___ Listing ___
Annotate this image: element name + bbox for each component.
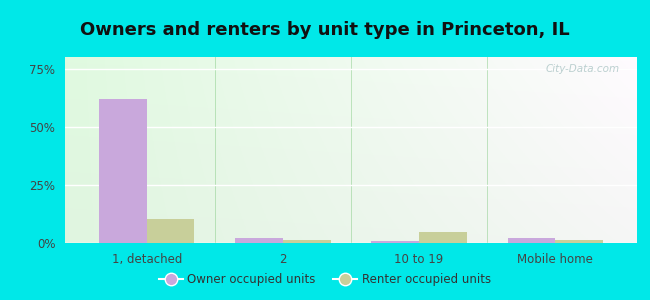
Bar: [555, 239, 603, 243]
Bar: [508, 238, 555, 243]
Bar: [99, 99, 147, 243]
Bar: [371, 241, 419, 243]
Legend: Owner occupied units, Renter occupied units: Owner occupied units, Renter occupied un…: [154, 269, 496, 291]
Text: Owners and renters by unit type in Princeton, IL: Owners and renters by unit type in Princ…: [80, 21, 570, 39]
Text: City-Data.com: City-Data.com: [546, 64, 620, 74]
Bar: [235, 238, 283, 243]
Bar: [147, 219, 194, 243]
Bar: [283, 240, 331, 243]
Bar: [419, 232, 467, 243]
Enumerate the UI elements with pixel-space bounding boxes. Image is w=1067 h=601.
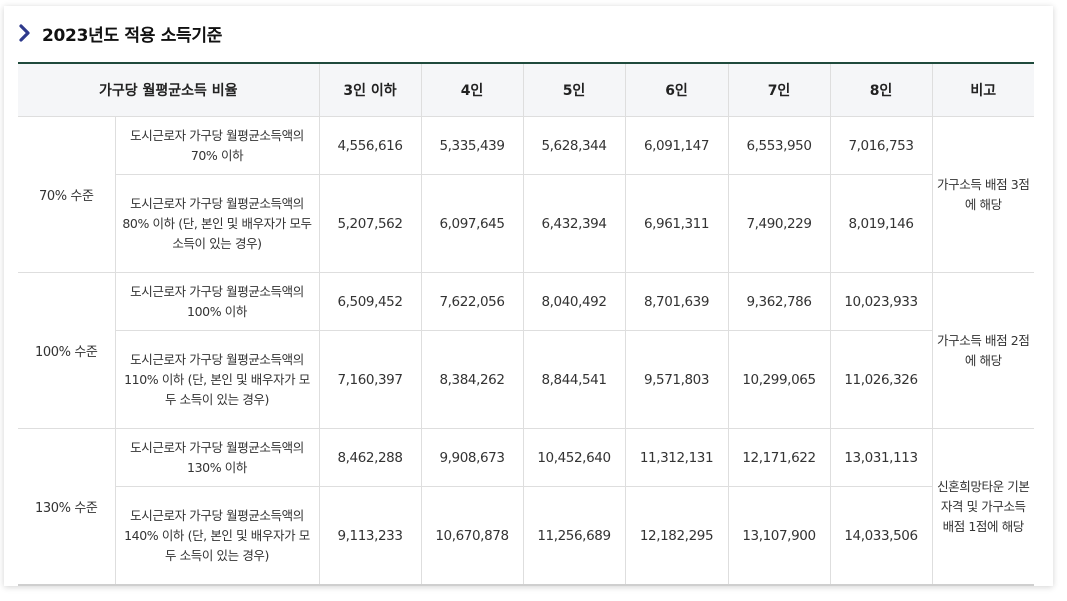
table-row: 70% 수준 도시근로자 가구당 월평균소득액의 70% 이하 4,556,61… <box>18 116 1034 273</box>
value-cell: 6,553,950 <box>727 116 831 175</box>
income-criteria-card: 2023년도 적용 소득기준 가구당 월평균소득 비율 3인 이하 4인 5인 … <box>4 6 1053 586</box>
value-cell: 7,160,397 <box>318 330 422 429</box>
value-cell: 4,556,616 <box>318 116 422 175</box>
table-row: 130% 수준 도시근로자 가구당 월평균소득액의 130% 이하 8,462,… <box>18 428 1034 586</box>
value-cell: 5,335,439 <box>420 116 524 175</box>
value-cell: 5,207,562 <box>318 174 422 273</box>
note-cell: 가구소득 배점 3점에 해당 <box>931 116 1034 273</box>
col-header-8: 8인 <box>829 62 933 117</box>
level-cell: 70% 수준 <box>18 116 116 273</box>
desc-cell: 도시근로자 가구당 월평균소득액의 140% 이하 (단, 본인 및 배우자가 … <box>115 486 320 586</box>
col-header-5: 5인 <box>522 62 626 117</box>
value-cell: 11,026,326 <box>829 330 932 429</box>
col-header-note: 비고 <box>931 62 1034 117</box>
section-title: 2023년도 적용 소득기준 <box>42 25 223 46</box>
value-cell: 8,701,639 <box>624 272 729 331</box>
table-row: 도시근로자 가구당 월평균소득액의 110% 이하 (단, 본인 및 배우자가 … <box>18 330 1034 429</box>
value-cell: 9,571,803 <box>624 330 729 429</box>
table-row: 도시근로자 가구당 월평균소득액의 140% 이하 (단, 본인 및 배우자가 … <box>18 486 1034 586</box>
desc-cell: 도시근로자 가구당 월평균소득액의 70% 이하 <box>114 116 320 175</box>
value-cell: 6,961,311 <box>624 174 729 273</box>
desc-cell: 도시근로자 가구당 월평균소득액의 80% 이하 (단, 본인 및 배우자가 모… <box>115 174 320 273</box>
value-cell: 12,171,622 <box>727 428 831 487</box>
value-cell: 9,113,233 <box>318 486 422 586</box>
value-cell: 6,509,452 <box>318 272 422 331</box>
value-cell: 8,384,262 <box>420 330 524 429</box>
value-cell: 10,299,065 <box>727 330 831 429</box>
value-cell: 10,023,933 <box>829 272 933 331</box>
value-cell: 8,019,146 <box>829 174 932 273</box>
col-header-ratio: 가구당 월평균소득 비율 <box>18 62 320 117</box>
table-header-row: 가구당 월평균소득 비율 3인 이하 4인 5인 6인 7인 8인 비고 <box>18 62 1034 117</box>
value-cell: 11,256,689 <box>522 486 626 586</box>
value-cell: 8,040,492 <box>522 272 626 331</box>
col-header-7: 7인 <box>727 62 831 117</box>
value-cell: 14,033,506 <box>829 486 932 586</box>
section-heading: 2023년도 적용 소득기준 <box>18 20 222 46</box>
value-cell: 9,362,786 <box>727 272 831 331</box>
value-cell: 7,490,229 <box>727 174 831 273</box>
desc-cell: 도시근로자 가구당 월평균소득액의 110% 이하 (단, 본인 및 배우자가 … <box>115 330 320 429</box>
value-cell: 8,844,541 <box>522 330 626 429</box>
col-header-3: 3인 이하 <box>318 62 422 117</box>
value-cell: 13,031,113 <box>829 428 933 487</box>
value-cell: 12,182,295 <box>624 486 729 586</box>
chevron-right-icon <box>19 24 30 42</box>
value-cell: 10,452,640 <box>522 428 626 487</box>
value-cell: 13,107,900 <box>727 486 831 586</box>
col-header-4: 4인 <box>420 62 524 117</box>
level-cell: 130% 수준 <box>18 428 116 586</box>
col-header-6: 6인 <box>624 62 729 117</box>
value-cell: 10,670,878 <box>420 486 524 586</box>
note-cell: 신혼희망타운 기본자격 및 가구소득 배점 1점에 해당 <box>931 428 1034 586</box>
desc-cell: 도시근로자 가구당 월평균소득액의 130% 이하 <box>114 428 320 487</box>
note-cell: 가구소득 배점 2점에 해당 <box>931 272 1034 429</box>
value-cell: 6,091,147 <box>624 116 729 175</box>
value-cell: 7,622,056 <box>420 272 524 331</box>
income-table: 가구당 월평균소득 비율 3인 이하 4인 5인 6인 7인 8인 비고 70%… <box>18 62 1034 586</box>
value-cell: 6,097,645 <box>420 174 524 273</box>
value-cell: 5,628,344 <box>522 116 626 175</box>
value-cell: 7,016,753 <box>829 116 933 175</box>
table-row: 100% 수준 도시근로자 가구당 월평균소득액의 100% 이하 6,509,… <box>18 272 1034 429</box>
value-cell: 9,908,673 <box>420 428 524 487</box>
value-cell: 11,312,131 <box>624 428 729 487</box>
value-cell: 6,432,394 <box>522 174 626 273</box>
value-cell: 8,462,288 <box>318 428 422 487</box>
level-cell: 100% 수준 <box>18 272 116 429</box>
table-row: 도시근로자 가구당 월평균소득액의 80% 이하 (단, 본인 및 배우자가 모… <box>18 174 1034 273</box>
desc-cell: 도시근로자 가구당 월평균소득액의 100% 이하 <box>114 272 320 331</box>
___
■ What is required ■
Format every line of the listing above as a JSON list of strings, one string per line, leaving out blank lines and the picture placeholders.

■ Exercise solution ■
[
  "Annotate this image: element name + bbox for each component.",
  "Bar: [555, 239, 603, 243]",
  "Bar: [508, 238, 555, 243]",
  "Bar: [99, 99, 147, 243]",
  "Bar: [371, 241, 419, 243]",
  "Legend: Owner occupied units, Renter occupied units: Owner occupied units, Renter occupied un…: [154, 269, 496, 291]",
  "Text: Owners and renters by unit type in Princeton, IL: Owners and renters by unit type in Princ…: [80, 21, 570, 39]",
  "Text: City-Data.com: City-Data.com: [546, 64, 620, 74]",
  "Bar: [235, 238, 283, 243]",
  "Bar: [147, 219, 194, 243]",
  "Bar: [283, 240, 331, 243]",
  "Bar: [419, 232, 467, 243]",
  "Enumerate the UI elements with pixel-space bounding boxes. Image is w=1067 h=601.",
  "table-row: 70% 수준 도시근로자 가구당 월평균소득액의 70% 이하 4,556,61… <box>18 116 1034 273</box>",
  "value-cell: 6,553,950 <box>727 116 831 175</box>",
  "income-criteria-card: 2023년도 적용 소득기준 가구당 월평균소득 비율 3인 이하 4인 5인 … <box>4 6 1053 586</box>",
  "value-cell: 7,160,397 <box>318 330 422 429</box>",
  "value-cell: 4,556,616 <box>318 116 422 175</box>",
  "table-row: 130% 수준 도시근로자 가구당 월평균소득액의 130% 이하 8,462,… <box>18 428 1034 586</box>",
  "value-cell: 5,335,439 <box>420 116 524 175</box>",
  "value-cell: 5,207,562 <box>318 174 422 273</box>",
  "note-cell: 가구소득 배점 3점에 해당 <box>931 116 1034 273</box>",
  "col-header-8: 8인 <box>829 62 933 117</box>",
  "level-cell: 70% 수준 <box>18 116 116 273</box>",
  "desc-cell: 도시근로자 가구당 월평균소득액의 140% 이하 (단, 본인 및 배우자가 … <box>115 486 320 586</box>",
  "col-header-5: 5인 <box>522 62 626 117</box>",
  "value-cell: 11,026,326 <box>829 330 932 429</box>",
  "col-header-note: 비고 <box>931 62 1034 117</box>",
  "section-title: 2023년도 적용 소득기준 <box>42 25 223 46</box>",
  "value-cell: 8,701,639 <box>624 272 729 331</box>",
  "table-row: 도시근로자 가구당 월평균소득액의 110% 이하 (단, 본인 및 배우자가 … <box>18 330 1034 429</box>",
  "value-cell: 9,571,803 <box>624 330 729 429</box>",
  "table-row: 도시근로자 가구당 월평균소득액의 140% 이하 (단, 본인 및 배우자가 … <box>18 486 1034 586</box>",
  "desc-cell: 도시근로자 가구당 월평균소득액의 70% 이하 <box>114 116 320 175</box>",
  "value-cell: 6,961,311 <box>624 174 729 273</box>",
  "desc-cell: 도시근로자 가구당 월평균소득액의 80% 이하 (단, 본인 및 배우자가 모… <box>115 174 320 273</box>",
  "value-cell: 12,171,622 <box>727 428 831 487</box>",
  "value-cell: 9,113,233 <box>318 486 422 586</box>",
  "value-cell: 6,509,452 <box>318 272 422 331</box>",
  "value-cell: 8,384,262 <box>420 330 524 429</box>",
  "value-cell: 10,299,065 <box>727 330 831 429</box>",
  "value-cell: 10,023,933 <box>829 272 933 331</box>",
  "value-cell: 8,019,146 <box>829 174 932 273</box>",
  "col-header-ratio: 가구당 월평균소득 비율 <box>18 62 320 117</box>",
  "table-header-row: 가구당 월평균소득 비율 3인 이하 4인 5인 6인 7인 8인 비고 <box>18 62 1034 117</box>",
  "value-cell: 11,256,689 <box>522 486 626 586</box>",
  "value-cell: 8,040,492 <box>522 272 626 331</box>",
  "col-header-7: 7인 <box>727 62 831 117</box>",
  "value-cell: 14,033,506 <box>829 486 932 586</box>",
  "section-heading: 2023년도 적용 소득기준 <box>18 20 222 46</box>",
  "value-cell: 9,362,786 <box>727 272 831 331</box>",
  "value-cell: 7,490,229 <box>727 174 831 273</box>",
  "desc-cell: 도시근로자 가구당 월평균소득액의 110% 이하 (단, 본인 및 배우자가 … <box>115 330 320 429</box>",
  "value-cell: 8,844,541 <box>522 330 626 429</box>",
  "col-header-3: 3인 이하 <box>318 62 422 117</box>",
  "value-cell: 13,031,113 <box>829 428 933 487</box>",
  "value-cell: 12,182,295 <box>624 486 729 586</box>",
  "chevron-right-icon <box>19 24 30 42</box>",
  "value-cell: 10,452,640 <box>522 428 626 487</box>",
  "value-cell: 13,107,900 <box>727 486 831 586</box>",
  "col-header-4: 4인 <box>420 62 524 117</box>",
  "level-cell: 130% 수준 <box>18 428 116 586</box>",
  "col-header-6: 6인 <box>624 62 729 117</box>",
  "value-cell: 10,670,878 <box>420 486 524 586</box>",
  "note-cell: 신혼희망타운 기본자격 및 가구소득 배점 1점에 해당 <box>931 428 1034 586</box>",
  "desc-cell: 도시근로자 가구당 월평균소득액의 130% 이하 <box>114 428 320 487</box>",
  "note-cell: 가구소득 배점 2점에 해당 <box>931 272 1034 429</box>",
  "value-cell: 6,091,147 <box>624 116 729 175</box>",
  "value-cell: 7,622,056 <box>420 272 524 331</box>",
  "income-table: 가구당 월평균소득 비율 3인 이하 4인 5인 6인 7인 8인 비고 70%… <box>18 62 1034 586</box>",
  "value-cell: 6,097,645 <box>420 174 524 273</box>",
  "value-cell: 5,628,344 <box>522 116 626 175</box>",
  "value-cell: 7,016,753 <box>829 116 933 175</box>",
  "table-row: 100% 수준 도시근로자 가구당 월평균소득액의 100% 이하 6,509,… <box>18 272 1034 429</box>",
  "value-cell: 9,908,673 <box>420 428 524 487</box>",
  "value-cell: 11,312,131 <box>624 428 729 487</box>",
  "value-cell: 6,432,394 <box>522 174 626 273</box>",
  "value-cell: 8,462,288 <box>318 428 422 487</box>",
  "level-cell: 100% 수준 <box>18 272 116 429</box>",
  "table-row: 도시근로자 가구당 월평균소득액의 80% 이하 (단, 본인 및 배우자가 모… <box>18 174 1034 273</box>",
  "desc-cell: 도시근로자 가구당 월평균소득액의 100% 이하 <box>114 272 320 331</box>"
]